Part of a data file
# # #
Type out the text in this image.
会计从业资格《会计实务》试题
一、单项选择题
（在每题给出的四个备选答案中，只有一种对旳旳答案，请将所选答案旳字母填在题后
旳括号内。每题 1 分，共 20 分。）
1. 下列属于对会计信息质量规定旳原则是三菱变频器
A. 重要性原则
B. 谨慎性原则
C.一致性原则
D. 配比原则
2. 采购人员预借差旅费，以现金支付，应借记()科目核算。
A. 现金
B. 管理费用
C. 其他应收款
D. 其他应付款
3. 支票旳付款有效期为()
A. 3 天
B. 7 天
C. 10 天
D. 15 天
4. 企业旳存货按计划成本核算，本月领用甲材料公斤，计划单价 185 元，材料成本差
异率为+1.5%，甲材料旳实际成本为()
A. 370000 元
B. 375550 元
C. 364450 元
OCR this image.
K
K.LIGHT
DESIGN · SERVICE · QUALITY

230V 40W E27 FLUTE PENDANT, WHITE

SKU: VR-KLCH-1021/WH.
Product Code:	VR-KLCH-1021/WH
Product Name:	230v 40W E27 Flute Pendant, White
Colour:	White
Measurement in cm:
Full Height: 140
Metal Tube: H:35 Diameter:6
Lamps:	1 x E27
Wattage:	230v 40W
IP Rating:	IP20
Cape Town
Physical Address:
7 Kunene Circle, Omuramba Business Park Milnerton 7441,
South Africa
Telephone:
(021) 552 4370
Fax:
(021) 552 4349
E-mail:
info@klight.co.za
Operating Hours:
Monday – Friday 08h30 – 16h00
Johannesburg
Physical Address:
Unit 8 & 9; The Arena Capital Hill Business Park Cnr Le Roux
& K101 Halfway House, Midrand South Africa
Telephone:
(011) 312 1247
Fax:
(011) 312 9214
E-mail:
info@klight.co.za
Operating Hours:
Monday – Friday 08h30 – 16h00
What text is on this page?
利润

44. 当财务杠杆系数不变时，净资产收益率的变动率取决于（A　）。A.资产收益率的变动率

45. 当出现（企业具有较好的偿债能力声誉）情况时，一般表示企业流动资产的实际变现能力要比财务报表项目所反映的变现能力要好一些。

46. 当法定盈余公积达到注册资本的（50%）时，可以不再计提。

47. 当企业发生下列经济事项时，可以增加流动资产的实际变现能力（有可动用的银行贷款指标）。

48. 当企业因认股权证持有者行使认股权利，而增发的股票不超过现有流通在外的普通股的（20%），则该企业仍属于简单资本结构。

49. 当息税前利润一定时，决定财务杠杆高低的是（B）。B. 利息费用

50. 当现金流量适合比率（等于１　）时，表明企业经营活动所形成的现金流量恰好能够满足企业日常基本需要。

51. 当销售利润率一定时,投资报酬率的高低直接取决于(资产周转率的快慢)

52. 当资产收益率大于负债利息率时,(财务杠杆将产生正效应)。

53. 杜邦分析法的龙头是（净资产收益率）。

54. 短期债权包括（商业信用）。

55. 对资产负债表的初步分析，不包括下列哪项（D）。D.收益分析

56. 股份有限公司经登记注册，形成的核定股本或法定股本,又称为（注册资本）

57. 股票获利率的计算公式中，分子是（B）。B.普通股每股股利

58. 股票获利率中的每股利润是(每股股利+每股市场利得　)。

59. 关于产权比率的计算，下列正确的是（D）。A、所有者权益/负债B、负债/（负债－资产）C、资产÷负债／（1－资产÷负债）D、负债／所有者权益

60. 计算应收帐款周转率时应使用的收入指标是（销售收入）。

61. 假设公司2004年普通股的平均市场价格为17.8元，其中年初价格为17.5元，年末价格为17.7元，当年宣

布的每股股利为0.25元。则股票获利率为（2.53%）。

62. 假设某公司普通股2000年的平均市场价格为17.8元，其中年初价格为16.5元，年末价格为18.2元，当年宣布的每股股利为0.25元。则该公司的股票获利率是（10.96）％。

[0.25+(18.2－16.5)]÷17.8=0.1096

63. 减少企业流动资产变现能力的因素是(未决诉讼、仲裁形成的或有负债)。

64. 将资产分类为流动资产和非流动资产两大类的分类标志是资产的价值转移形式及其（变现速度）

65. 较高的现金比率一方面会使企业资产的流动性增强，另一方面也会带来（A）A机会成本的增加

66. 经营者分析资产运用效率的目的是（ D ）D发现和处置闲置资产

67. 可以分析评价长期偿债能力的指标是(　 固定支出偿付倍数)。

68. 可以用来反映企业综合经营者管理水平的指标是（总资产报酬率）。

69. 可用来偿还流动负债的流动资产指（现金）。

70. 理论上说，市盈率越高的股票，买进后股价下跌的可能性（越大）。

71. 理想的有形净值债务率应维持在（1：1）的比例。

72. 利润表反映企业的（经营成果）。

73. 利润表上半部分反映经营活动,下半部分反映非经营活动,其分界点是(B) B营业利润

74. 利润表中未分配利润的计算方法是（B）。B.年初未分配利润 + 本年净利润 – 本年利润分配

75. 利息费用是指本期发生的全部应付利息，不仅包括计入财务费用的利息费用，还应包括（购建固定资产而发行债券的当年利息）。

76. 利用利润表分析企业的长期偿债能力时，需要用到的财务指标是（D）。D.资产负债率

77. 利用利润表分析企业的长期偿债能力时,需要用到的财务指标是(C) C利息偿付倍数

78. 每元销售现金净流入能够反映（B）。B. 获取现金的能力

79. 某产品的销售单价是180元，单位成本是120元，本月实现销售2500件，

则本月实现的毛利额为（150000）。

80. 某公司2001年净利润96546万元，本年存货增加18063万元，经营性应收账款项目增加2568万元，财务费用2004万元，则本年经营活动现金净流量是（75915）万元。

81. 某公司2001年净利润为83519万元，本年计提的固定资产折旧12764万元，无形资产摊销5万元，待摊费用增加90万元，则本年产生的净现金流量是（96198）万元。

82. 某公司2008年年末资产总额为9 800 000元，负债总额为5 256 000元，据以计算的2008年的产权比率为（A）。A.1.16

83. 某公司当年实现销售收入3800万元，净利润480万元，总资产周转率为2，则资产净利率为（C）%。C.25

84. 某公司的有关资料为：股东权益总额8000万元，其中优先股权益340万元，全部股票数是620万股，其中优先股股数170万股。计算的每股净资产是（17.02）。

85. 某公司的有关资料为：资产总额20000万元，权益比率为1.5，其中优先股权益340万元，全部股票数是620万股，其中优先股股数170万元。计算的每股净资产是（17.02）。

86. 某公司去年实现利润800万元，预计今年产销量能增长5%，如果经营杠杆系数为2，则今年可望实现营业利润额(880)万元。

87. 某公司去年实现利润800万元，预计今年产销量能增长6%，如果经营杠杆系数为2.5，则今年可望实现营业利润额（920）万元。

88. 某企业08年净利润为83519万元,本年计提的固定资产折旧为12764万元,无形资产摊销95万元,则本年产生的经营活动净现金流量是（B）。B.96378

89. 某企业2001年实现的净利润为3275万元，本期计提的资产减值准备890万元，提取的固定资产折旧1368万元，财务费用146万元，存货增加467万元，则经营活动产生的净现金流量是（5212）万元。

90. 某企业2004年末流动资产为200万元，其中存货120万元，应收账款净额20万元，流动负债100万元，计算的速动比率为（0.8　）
# # #
-- Work instructions --
Repeat the data precisely, reproducing every entry.

-- Result below --
Type out the text in this image.
会计从业资格《会计实务》试题
一、单项选择题
（在每题给出的四个备选答案中，只有一种对旳旳答案，请将所选答案旳字母填在题后
旳括号内。每题 1 分，共 20 分。）
1. 下列属于对会计信息质量规定旳原则是三菱变频器
A. 重要性原则
B. 谨慎性原则
C.一致性原则
D. 配比原则
2. 采购人员预借差旅费，以现金支付，应借记()科目核算。
A. 现金
B. 管理费用
C. 其他应收款
D. 其他应付款
3. 支票旳付款有效期为()
A. 3 天
B. 7 天
C. 10 天
D. 15 天
4. 企业旳存货按计划成本核算，本月领用甲材料公斤，计划单价 185 元，材料成本差
异率为+1.5%，甲材料旳实际成本为()
A. 370000 元
B. 375550 元
C. 364450 元
OCR this image.
K
K.LIGHT
DESIGN · SERVICE · QUALITY

230V 40W E27 FLUTE PENDANT, WHITE

SKU: VR-KLCH-1021/WH.
Product Code:	VR-KLCH-1021/WH
Product Name:	230v 40W E27 Flute Pendant, White
Colour:	White
Measurement in cm:
Full Height: 140
Metal Tube: H:35 Diameter:6
Lamps:	1 x E27
Wattage:	230v 40W
IP Rating:	IP20
Cape Town
Physical Address:
7 Kunene Circle, Omuramba Business Park Milnerton 7441,
South Africa
Telephone:
(021) 552 4370
Fax:
(021) 552 4349
E-mail:
info@klight.co.za
Operating Hours:
Monday – Friday 08h30 – 16h00
Johannesburg
Physical Address:
Unit 8 & 9; The Arena Capital Hill Business Park Cnr Le Roux
& K101 Halfway House, Midrand South Africa
Telephone:
(011) 312 1247
Fax:
(011) 312 9214
E-mail:
info@klight.co.za
Operating Hours:
Monday – Friday 08h30 – 16h00
What text is on this page?
利润

44. 当财务杠杆系数不变时，净资产收益率的变动率取决于（A　）。A.资产收益率的变动率

45. 当出现（企业具有较好的偿债能力声誉）情况时，一般表示企业流动资产的实际变现能力要比财务报表项目所反映的变现能力要好一些。

46. 当法定盈余公积达到注册资本的（50%）时，可以不再计提。

47. 当企业发生下列经济事项时，可以增加流动资产的实际变现能力（有可动用的银行贷款指标）。

48. 当企业因认股权证持有者行使认股权利，而增发的股票不超过现有流通在外的普通股的（20%），则该企业仍属于简单资本结构。

49. 当息税前利润一定时，决定财务杠杆高低的是（B）。B. 利息费用

50. 当现金流量适合比率（等于１　）时，表明企业经营活动所形成的现金流量恰好能够满足企业日常基本需要。

51. 当销售利润率一定时,投资报酬率的高低直接取决于(资产周转率的快慢)

52. 当资产收益率大于负债利息率时,(财务杠杆将产生正效应)。

53. 杜邦分析法的龙头是（净资产收益率）。

54. 短期债权包括（商业信用）。

55. 对资产负债表的初步分析，不包括下列哪项（D）。D.收益分析

56. 股份有限公司经登记注册，形成的核定股本或法定股本,又称为（注册资本）

57. 股票获利率的计算公式中，分子是（B）。B.普通股每股股利

58. 股票获利率中的每股利润是(每股股利+每股市场利得　)。

59. 关于产权比率的计算，下列正确的是（D）。A、所有者权益/负债B、负债/（负债－资产）C、资产÷负债／（1－资产÷负债）D、负债／所有者权益

60. 计算应收帐款周转率时应使用的收入指标是（销售收入）。

61. 假设公司2004年普通股的平均市场价格为17.8元，其中年初价格为17.5元，年末价格为17.7元，当年宣

布的每股股利为0.25元。则股票获利率为（2.53%）。

62. 假设某公司普通股2000年的平均市场价格为17.8元，其中年初价格为16.5元，年末价格为18.2元，当年宣布的每股股利为0.25元。则该公司的股票获利率是（10.96）％。

[0.25+(18.2－16.5)]÷17.8=0.1096

63. 减少企业流动资产变现能力的因素是(未决诉讼、仲裁形成的或有负债)。

64. 将资产分类为流动资产和非流动资产两大类的分类标志是资产的价值转移形式及其（变现速度）

65. 较高的现金比率一方面会使企业资产的流动性增强，另一方面也会带来（A）A机会成本的增加

66. 经营者分析资产运用效率的目的是（ D ）D发现和处置闲置资产

67. 可以分析评价长期偿债能力的指标是(　 固定支出偿付倍数)。

68. 可以用来反映企业综合经营者管理水平的指标是（总资产报酬率）。

69. 可用来偿还流动负债的流动资产指（现金）。

70. 理论上说，市盈率越高的股票，买进后股价下跌的可能性（越大）。

71. 理想的有形净值债务率应维持在（1：1）的比例。

72. 利润表反映企业的（经营成果）。

73. 利润表上半部分反映经营活动,下半部分反映非经营活动,其分界点是(B) B营业利润

74. 利润表中未分配利润的计算方法是（B）。B.年初未分配利润 + 本年净利润 – 本年利润分配

75. 利息费用是指本期发生的全部应付利息，不仅包括计入财务费用的利息费用，还应包括（购建固定资产而发行债券的当年利息）。

76. 利用利润表分析企业的长期偿债能力时，需要用到的财务指标是（D）。D.资产负债率

77. 利用利润表分析企业的长期偿债能力时,需要用到的财务指标是(C) C利息偿付倍数

78. 每元销售现金净流入能够反映（B）。B. 获取现金的能力

79. 某产品的销售单价是180元，单位成本是120元，本月实现销售2500件，

则本月实现的毛利额为（150000）。

80. 某公司2001年净利润96546万元，本年存货增加18063万元，经营性应收账款项目增加2568万元，财务费用2004万元，则本年经营活动现金净流量是（75915）万元。

81. 某公司2001年净利润为83519万元，本年计提的固定资产折旧12764万元，无形资产摊销5万元，待摊费用增加90万元，则本年产生的净现金流量是（96198）万元。

82. 某公司2008年年末资产总额为9 800 000元，负债总额为5 256 000元，据以计算的2008年的产权比率为（A）。A.1.16

83. 某公司当年实现销售收入3800万元，净利润480万元，总资产周转率为2，则资产净利率为（C）%。C.25

84. 某公司的有关资料为：股东权益总额8000万元，其中优先股权益340万元，全部股票数是620万股，其中优先股股数170万股。计算的每股净资产是（17.02）。

85. 某公司的有关资料为：资产总额20000万元，权益比率为1.5，其中优先股权益340万元，全部股票数是620万股，其中优先股股数170万元。计算的每股净资产是（17.02）。

86. 某公司去年实现利润800万元，预计今年产销量能增长5%，如果经营杠杆系数为2，则今年可望实现营业利润额(880)万元。

87. 某公司去年实现利润800万元，预计今年产销量能增长6%，如果经营杠杆系数为2.5，则今年可望实现营业利润额（920）万元。

88. 某企业08年净利润为83519万元,本年计提的固定资产折旧为12764万元,无形资产摊销95万元,则本年产生的经营活动净现金流量是（B）。B.96378

89. 某企业2001年实现的净利润为3275万元，本期计提的资产减值准备890万元，提取的固定资产折旧1368万元，财务费用146万元，存货增加467万元，则经营活动产生的净现金流量是（5212）万元。

90. 某企业2004年末流动资产为200万元，其中存货120万元，应收账款净额20万元，流动负债100万元，计算的速动比率为（0.8　）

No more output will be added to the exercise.